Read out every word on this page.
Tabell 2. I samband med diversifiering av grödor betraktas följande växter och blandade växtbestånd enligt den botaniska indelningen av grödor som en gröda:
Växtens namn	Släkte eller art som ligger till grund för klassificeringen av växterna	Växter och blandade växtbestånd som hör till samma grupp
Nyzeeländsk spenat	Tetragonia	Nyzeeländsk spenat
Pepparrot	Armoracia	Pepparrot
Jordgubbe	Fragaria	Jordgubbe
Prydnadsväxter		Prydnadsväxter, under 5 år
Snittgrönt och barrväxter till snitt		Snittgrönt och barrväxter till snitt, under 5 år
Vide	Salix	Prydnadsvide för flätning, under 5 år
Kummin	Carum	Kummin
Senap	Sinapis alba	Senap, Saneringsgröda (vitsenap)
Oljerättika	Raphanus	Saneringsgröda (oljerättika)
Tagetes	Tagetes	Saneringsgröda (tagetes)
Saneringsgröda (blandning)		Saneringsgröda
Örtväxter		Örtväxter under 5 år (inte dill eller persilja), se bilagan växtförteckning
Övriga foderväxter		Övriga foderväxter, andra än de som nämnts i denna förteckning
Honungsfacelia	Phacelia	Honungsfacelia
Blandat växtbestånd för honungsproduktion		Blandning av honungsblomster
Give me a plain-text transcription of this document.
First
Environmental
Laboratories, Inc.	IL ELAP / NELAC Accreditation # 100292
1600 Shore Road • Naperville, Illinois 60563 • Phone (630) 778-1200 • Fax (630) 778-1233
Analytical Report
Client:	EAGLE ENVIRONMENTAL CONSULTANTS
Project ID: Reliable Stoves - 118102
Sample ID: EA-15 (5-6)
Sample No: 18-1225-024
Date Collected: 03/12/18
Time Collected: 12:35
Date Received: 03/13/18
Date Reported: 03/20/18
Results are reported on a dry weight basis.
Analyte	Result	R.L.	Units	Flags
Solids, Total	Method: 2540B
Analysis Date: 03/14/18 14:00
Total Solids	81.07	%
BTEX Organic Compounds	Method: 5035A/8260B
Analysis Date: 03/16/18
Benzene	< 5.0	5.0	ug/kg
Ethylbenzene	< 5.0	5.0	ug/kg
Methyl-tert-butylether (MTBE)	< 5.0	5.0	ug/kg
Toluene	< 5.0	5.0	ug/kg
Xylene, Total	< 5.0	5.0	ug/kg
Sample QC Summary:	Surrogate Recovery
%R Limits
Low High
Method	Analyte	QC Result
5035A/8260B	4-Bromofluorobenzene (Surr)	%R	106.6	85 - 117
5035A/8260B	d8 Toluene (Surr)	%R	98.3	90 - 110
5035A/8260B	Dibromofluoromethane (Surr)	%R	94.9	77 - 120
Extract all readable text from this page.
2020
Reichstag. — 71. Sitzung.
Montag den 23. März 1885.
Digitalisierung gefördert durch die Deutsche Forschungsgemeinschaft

* _Problem to solve_
Copy every line of the listing containing the string "Analyte".

* _Correct answer_
Analyte	Result	R.L.	Units	Flags
Method	Analyte	QC Result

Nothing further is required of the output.